+++ Passage to read
Repeater and Router role nodes keep the LoRa radio on continuously, which draws significantly more power than a client device that sleeps between uses. Reliable power is a first-class concern for any permanent repeater deployment.

Solar systems

Solar power is the standard for remote deployments without access to mains power. MeshCore and Meshtastic repeaters can run on surprisingly modest solar setups due to their low continuous power draw.

  • Solar panel: 10–30W panel, mounted to maximize year-round sun exposure. South-facing, angled at your latitude (in North America).
  • Battery: LiFePO4 chemistry strongly recommended. It handles temperature extremes, cold weather, and deep discharge cycles far better than LiPo. Size for 5–7 days of runtime without solar input for resilience through extended cloudy periods.
  • Charge controller: MPPT controllers are more efficient than PWM and better suited to variable solar conditions. Sized appropriately for your panel wattage.
++++++
+++ Information
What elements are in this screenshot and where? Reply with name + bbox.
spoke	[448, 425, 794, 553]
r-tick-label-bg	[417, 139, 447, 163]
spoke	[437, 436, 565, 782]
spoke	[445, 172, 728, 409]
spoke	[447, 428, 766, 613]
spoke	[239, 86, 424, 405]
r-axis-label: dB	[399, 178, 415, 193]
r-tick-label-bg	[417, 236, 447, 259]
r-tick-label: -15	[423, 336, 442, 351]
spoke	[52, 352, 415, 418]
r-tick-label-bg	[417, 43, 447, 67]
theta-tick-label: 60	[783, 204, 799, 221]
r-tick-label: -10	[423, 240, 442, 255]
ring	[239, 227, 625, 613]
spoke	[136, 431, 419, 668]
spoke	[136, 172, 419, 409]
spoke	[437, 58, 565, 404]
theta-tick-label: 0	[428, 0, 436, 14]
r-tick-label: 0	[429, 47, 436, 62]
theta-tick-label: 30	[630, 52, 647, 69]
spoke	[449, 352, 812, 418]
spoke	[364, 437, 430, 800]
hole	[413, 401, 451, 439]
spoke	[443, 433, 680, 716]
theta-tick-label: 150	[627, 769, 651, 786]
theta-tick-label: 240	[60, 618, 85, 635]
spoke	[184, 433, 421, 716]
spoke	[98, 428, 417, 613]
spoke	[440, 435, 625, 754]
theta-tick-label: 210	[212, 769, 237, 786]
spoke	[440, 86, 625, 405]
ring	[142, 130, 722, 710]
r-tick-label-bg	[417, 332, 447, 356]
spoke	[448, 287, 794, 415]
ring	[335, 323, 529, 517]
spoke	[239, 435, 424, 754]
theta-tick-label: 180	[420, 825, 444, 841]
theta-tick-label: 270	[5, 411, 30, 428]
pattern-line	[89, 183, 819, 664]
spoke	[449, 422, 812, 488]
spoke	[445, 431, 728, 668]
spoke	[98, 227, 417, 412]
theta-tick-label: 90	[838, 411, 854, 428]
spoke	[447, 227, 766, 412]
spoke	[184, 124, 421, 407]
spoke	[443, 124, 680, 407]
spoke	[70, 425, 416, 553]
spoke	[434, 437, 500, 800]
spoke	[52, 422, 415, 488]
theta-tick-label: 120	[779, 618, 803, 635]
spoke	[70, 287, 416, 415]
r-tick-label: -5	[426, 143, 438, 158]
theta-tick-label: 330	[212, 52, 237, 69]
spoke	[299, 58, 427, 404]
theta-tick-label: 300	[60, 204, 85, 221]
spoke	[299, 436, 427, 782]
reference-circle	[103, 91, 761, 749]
++++++
**What is required**
Answer these questions about the passage on powering repeaters.
(a) Why do Repeater and Router role nodes draw more power than a client device?
(b) What wattage range does the passage give for the solar panel?
(c) How many days of runtime without solar input should the battery be sized for?

**Exercise answer**
(a) They keep the LoRa radio on continuously, while a client device sleeps between uses.
(b) 10–30W.
(c) 5–7 days.